* [Instructions to follow]:
In the data, extract each line that holds the string "Comparison".
# Extracted material start
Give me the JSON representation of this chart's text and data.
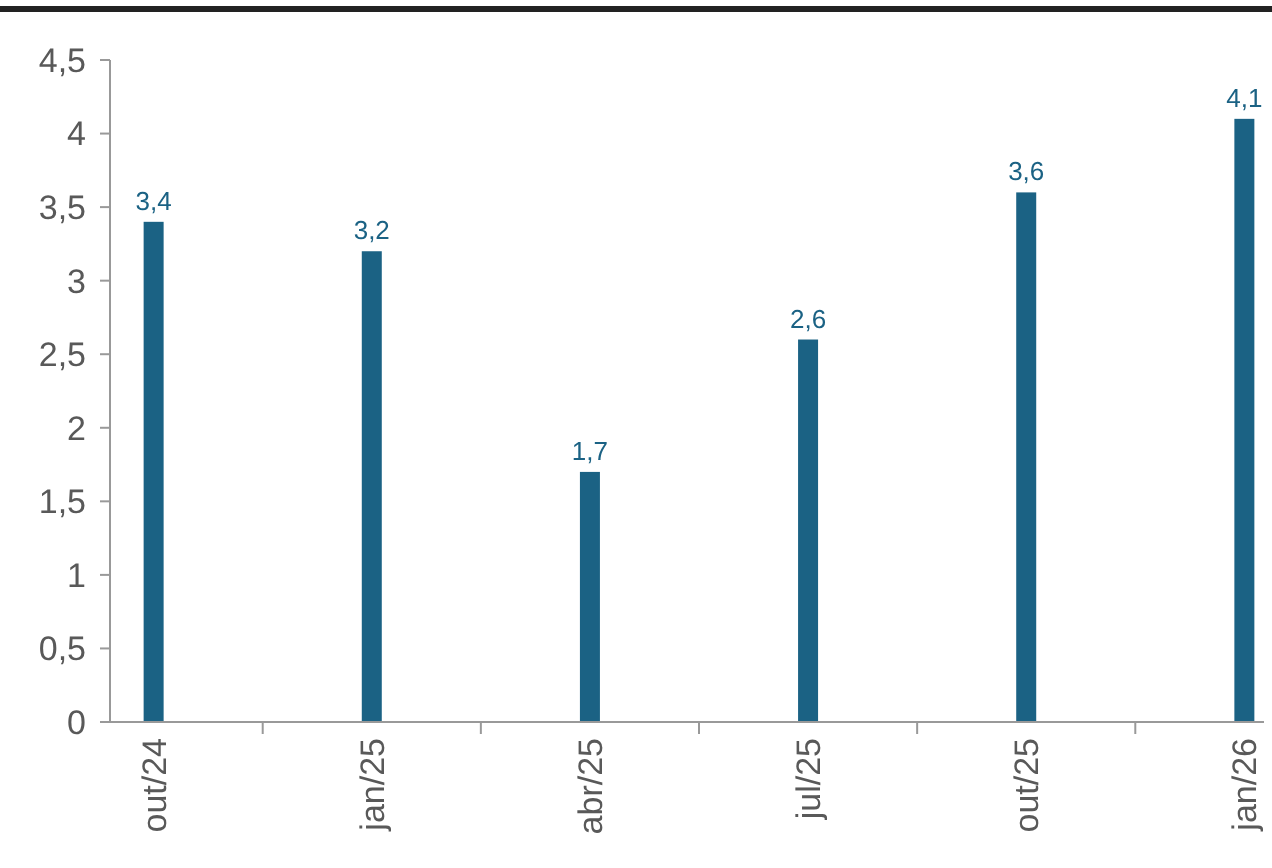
{
  "chart_data": {
    "type": "bar",
    "categories": [
      "out/24",
      "jan/25",
      "abr/25",
      "jul/25",
      "out/25",
      "jan/26"
    ],
    "values": [
      3.4,
      3.2,
      1.7,
      2.6,
      3.6,
      4.1
    ],
    "value_labels": [
      "3,4",
      "3,2",
      "1,7",
      "2,6",
      "3,6",
      "4,1"
    ],
    "color": "#1b6284",
    "ylim": [
      0,
      4.5
    ],
    "yticks": [
      0,
      {
        "value": 0.5,
        "label": "0,5"
      },
      1,
      {
        "value": 1.5,
        "label": "1,5"
      },
      2,
      {
        "value": 2.5,
        "label": "2,5"
      },
      3,
      {
        "value": 3.5,
        "label": "3,5"
      },
      4,
      {
        "value": 4.5,
        "label": "4,5"
      }
    ]
  }
}
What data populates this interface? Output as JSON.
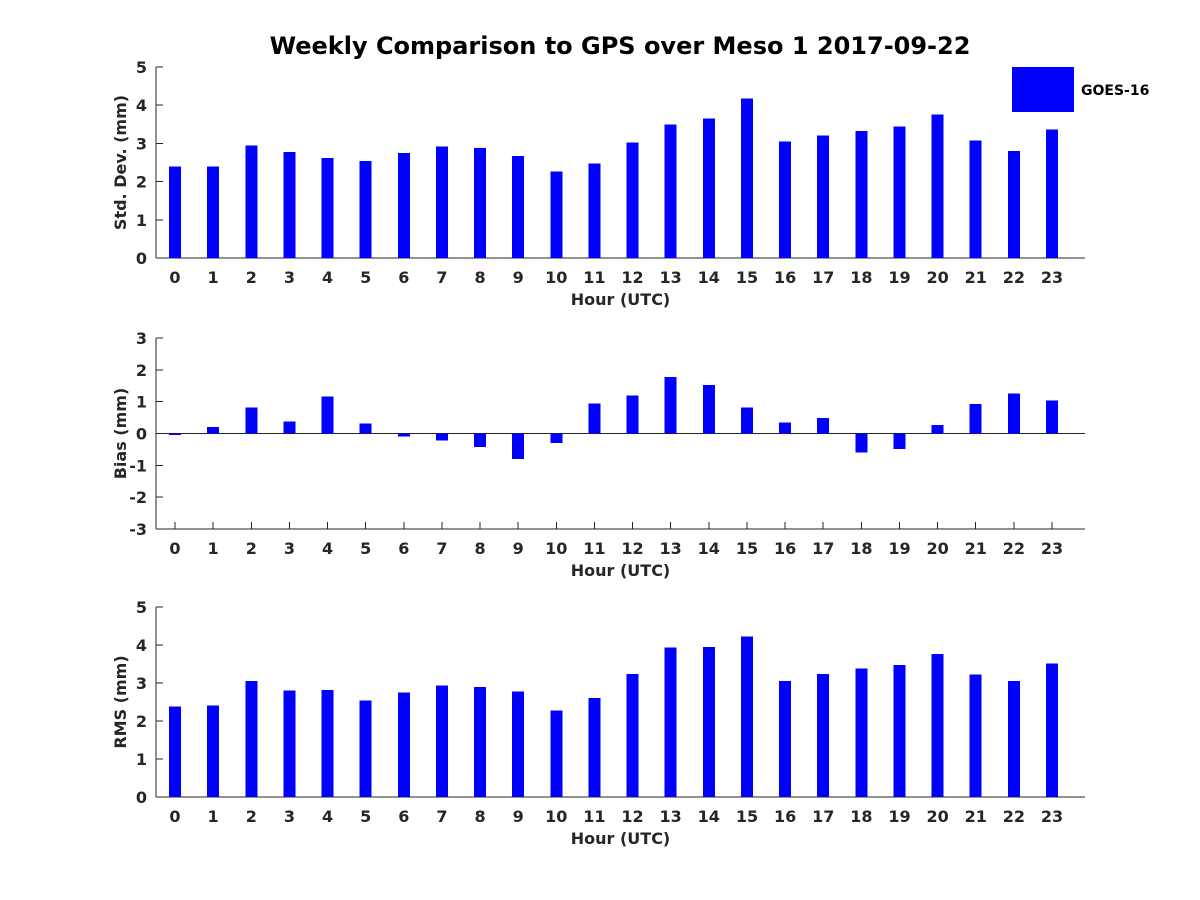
{
  "figure": {
    "title": "Weekly Comparison to GPS over Meso 1 2017-09-22"
  },
  "legend": {
    "label": "GOES-16",
    "color": "#0000ff"
  },
  "chart_data": [
    {
      "type": "bar",
      "name": "std-dev",
      "title": "Weekly Comparison to GPS over Meso 1 2017-09-22",
      "xlabel": "Hour (UTC)",
      "ylabel": "Std. Dev. (mm)",
      "ylim": [
        0,
        5
      ],
      "yticks": [
        0,
        1,
        2,
        3,
        4,
        5
      ],
      "categories": [
        "0",
        "1",
        "2",
        "3",
        "4",
        "5",
        "6",
        "7",
        "8",
        "9",
        "10",
        "11",
        "12",
        "13",
        "14",
        "15",
        "16",
        "17",
        "18",
        "19",
        "20",
        "21",
        "22",
        "23"
      ],
      "series": [
        {
          "name": "GOES-16",
          "color": "#0000ff",
          "values": [
            2.4,
            2.4,
            2.95,
            2.77,
            2.62,
            2.54,
            2.75,
            2.92,
            2.88,
            2.67,
            2.27,
            2.48,
            3.03,
            3.5,
            3.65,
            4.17,
            3.05,
            3.21,
            3.32,
            3.44,
            3.76,
            3.08,
            2.8,
            3.37
          ]
        }
      ]
    },
    {
      "type": "bar",
      "name": "bias",
      "xlabel": "Hour (UTC)",
      "ylabel": "Bias (mm)",
      "ylim": [
        -3,
        3
      ],
      "yticks": [
        -3,
        -2,
        -1,
        0,
        1,
        2,
        3
      ],
      "baseline": 0,
      "categories": [
        "0",
        "1",
        "2",
        "3",
        "4",
        "5",
        "6",
        "7",
        "8",
        "9",
        "10",
        "11",
        "12",
        "13",
        "14",
        "15",
        "16",
        "17",
        "18",
        "19",
        "20",
        "21",
        "22",
        "23"
      ],
      "series": [
        {
          "name": "GOES-16",
          "color": "#0000ff",
          "values": [
            -0.05,
            0.2,
            0.82,
            0.37,
            1.16,
            0.32,
            -0.1,
            -0.22,
            -0.42,
            -0.8,
            -0.3,
            0.95,
            1.2,
            1.77,
            1.52,
            0.82,
            0.35,
            0.48,
            -0.6,
            -0.48,
            0.26,
            0.92,
            1.26,
            1.03
          ]
        }
      ]
    },
    {
      "type": "bar",
      "name": "rms",
      "xlabel": "Hour (UTC)",
      "ylabel": "RMS (mm)",
      "ylim": [
        0,
        5
      ],
      "yticks": [
        0,
        1,
        2,
        3,
        4,
        5
      ],
      "categories": [
        "0",
        "1",
        "2",
        "3",
        "4",
        "5",
        "6",
        "7",
        "8",
        "9",
        "10",
        "11",
        "12",
        "13",
        "14",
        "15",
        "16",
        "17",
        "18",
        "19",
        "20",
        "21",
        "22",
        "23"
      ],
      "series": [
        {
          "name": "GOES-16",
          "color": "#0000ff",
          "values": [
            2.38,
            2.41,
            3.05,
            2.8,
            2.82,
            2.54,
            2.75,
            2.93,
            2.9,
            2.77,
            2.28,
            2.61,
            3.24,
            3.93,
            3.95,
            4.23,
            3.05,
            3.24,
            3.38,
            3.47,
            3.76,
            3.22,
            3.05,
            3.51
          ]
        }
      ]
    }
  ]
}
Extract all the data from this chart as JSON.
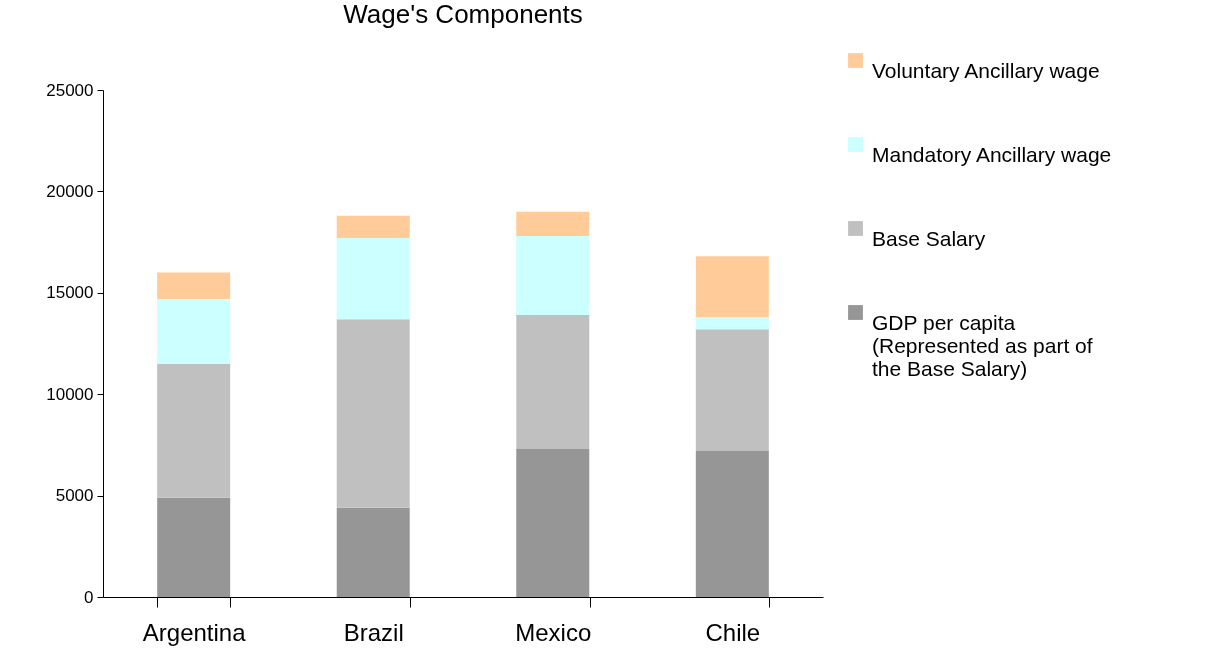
# Extracted material end
* [Solution for this exercise]:
    "title": "Weekly Comparison to GPS over Meso 1 2017-09-22"
      "title": "Weekly Comparison to GPS over Meso 1 2017-09-22",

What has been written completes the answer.